= Dataset excerpts =
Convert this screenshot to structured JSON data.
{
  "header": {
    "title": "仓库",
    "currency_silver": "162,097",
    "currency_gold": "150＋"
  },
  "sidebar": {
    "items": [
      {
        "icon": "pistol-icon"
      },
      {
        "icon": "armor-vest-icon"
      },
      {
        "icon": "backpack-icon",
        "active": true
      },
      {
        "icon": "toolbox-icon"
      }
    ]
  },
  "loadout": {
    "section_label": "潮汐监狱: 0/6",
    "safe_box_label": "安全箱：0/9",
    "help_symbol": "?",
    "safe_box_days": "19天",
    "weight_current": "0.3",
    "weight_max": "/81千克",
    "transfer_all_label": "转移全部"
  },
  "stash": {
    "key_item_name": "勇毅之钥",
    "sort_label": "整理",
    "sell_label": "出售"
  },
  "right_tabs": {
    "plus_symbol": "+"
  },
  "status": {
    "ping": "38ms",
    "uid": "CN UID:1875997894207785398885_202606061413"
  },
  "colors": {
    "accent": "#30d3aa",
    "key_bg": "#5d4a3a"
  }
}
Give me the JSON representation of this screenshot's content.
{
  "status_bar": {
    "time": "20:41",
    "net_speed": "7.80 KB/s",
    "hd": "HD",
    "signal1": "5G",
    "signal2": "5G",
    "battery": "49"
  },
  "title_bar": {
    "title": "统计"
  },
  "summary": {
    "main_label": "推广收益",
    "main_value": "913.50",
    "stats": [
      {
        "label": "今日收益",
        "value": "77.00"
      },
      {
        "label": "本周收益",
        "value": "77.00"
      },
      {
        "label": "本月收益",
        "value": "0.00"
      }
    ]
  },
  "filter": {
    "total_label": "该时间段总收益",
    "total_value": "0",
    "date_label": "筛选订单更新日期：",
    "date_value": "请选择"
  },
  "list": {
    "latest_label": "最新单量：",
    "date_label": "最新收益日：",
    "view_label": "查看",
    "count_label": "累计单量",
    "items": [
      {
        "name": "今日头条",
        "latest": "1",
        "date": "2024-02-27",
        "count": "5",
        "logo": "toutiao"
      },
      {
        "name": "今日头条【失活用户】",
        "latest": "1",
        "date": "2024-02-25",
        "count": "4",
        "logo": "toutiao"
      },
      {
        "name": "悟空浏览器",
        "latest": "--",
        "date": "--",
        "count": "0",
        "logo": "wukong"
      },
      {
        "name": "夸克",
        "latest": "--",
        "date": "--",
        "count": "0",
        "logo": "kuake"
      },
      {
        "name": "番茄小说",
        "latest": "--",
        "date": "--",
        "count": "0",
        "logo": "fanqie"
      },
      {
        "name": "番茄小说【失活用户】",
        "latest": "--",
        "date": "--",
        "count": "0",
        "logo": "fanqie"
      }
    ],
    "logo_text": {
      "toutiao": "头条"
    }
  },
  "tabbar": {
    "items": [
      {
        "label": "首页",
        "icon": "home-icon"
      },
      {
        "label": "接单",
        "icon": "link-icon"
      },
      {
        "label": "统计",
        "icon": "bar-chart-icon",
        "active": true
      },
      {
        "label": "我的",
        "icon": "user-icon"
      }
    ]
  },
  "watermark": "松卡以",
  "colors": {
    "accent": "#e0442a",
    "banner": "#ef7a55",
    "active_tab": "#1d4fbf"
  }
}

= Your objective =
Please set down the whole listing above without altering a single line.

= Response to the exercise =
Convert this screenshot to structured JSON data.
{
  "header": {
    "title": "仓库",
    "currency_silver": "162,097",
    "currency_gold": "150＋"
  },
  "sidebar": {
    "items": [
      {
        "icon": "pistol-icon"
      },
      {
        "icon": "armor-vest-icon"
      },
      {
        "icon": "backpack-icon",
        "active": true
      },
      {
        "icon": "toolbox-icon"
      }
    ]
  },
  "loadout": {
    "section_label": "潮汐监狱: 0/6",
    "safe_box_label": "安全箱：0/9",
    "help_symbol": "?",
    "safe_box_days": "19天",
    "weight_current": "0.3",
    "weight_max": "/81千克",
    "transfer_all_label": "转移全部"
  },
  "stash": {
    "key_item_name": "勇毅之钥",
    "sort_label": "整理",
    "sell_label": "出售"
  },
  "right_tabs": {
    "plus_symbol": "+"
  },
  "status": {
    "ping": "38ms",
    "uid": "CN UID:1875997894207785398885_202606061413"
  },
  "colors": {
    "accent": "#30d3aa",
    "key_bg": "#5d4a3a"
  }
}
Give me the JSON representation of this screenshot's content.
{
  "status_bar": {
    "time": "20:41",
    "net_speed": "7.80 KB/s",
    "hd": "HD",
    "signal1": "5G",
    "signal2": "5G",
    "battery": "49"
  },
  "title_bar": {
    "title": "统计"
  },
  "summary": {
    "main_label": "推广收益",
    "main_value": "913.50",
    "stats": [
      {
        "label": "今日收益",
        "value": "77.00"
      },
      {
        "label": "本周收益",
        "value": "77.00"
      },
      {
        "label": "本月收益",
        "value": "0.00"
      }
    ]
  },
  "filter": {
    "total_label": "该时间段总收益",
    "total_value": "0",
    "date_label": "筛选订单更新日期：",
    "date_value": "请选择"
  },
  "list": {
    "latest_label": "最新单量：",
    "date_label": "最新收益日：",
    "view_label": "查看",
    "count_label": "累计单量",
    "items": [
      {
        "name": "今日头条",
        "latest": "1",
        "date": "2024-02-27",
        "count": "5",
        "logo": "toutiao"
      },
      {
        "name": "今日头条【失活用户】",
        "latest": "1",
        "date": "2024-02-25",
        "count": "4",
        "logo": "toutiao"
      },
      {
        "name": "悟空浏览器",
        "latest": "--",
        "date": "--",
        "count": "0",
        "logo": "wukong"
      },
      {
        "name": "夸克",
        "latest": "--",
        "date": "--",
        "count": "0",
        "logo": "kuake"
      },
      {
        "name": "番茄小说",
        "latest": "--",
        "date": "--",
        "count": "0",
        "logo": "fanqie"
      },
      {
        "name": "番茄小说【失活用户】",
        "latest": "--",
        "date": "--",
        "count": "0",
        "logo": "fanqie"
      }
    ],
    "logo_text": {
      "toutiao": "头条"
    }
  },
  "tabbar": {
    "items": [
      {
        "label": "首页",
        "icon": "home-icon"
      },
      {
        "label": "接单",
        "icon": "link-icon"
      },
      {
        "label": "统计",
        "icon": "bar-chart-icon",
        "active": true
      },
      {
        "label": "我的",
        "icon": "user-icon"
      }
    ]
  },
  "watermark": "松卡以",
  "colors": {
    "accent": "#e0442a",
    "banner": "#ef7a55",
    "active_tab": "#1d4fbf"
  }
}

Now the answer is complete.